## What the task requires
Copy all lines below containing "xuất".

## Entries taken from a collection
───
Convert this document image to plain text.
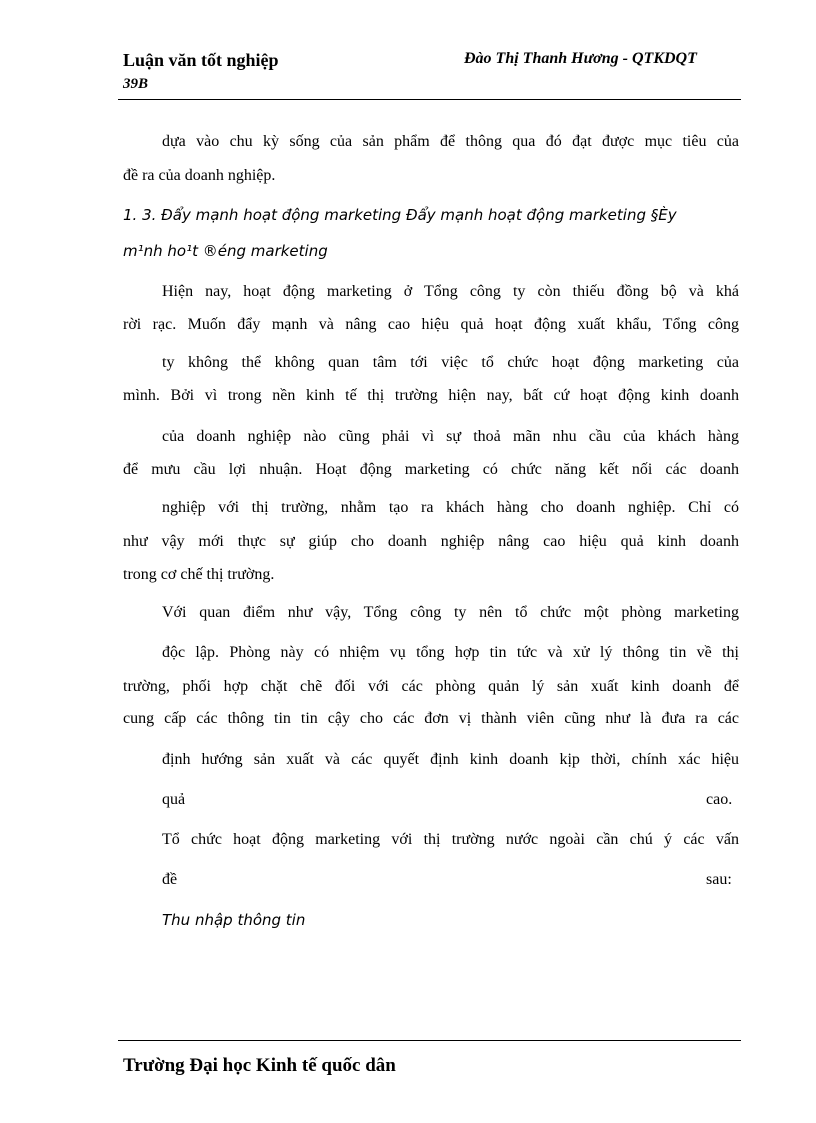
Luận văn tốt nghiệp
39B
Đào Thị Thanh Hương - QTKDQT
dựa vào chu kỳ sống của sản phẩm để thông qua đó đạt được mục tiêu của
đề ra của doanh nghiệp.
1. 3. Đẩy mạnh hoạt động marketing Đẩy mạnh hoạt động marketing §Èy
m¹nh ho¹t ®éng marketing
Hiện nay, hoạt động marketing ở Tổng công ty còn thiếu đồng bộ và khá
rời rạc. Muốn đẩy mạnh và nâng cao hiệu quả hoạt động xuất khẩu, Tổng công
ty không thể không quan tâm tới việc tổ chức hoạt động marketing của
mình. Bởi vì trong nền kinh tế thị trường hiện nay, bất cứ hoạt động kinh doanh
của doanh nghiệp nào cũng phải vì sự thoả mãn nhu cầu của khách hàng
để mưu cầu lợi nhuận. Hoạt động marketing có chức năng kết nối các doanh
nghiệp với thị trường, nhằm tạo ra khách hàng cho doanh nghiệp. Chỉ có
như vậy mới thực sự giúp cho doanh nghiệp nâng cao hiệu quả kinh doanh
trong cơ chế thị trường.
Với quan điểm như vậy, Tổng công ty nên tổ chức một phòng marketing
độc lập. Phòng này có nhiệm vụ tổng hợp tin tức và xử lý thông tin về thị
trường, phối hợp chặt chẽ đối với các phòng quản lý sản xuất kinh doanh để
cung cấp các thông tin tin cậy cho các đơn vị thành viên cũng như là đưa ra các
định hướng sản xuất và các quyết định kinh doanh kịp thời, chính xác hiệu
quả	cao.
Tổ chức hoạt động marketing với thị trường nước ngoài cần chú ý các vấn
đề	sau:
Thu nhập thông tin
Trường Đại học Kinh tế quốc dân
───
## Solution to this problem
rời rạc. Muốn đẩy mạnh và nâng cao hiệu quả hoạt động xuất khẩu, Tổng công
trường, phối hợp chặt chẽ đối với các phòng quản lý sản xuất kinh doanh để
định hướng sản xuất và các quyết định kinh doanh kịp thời, chính xác hiệu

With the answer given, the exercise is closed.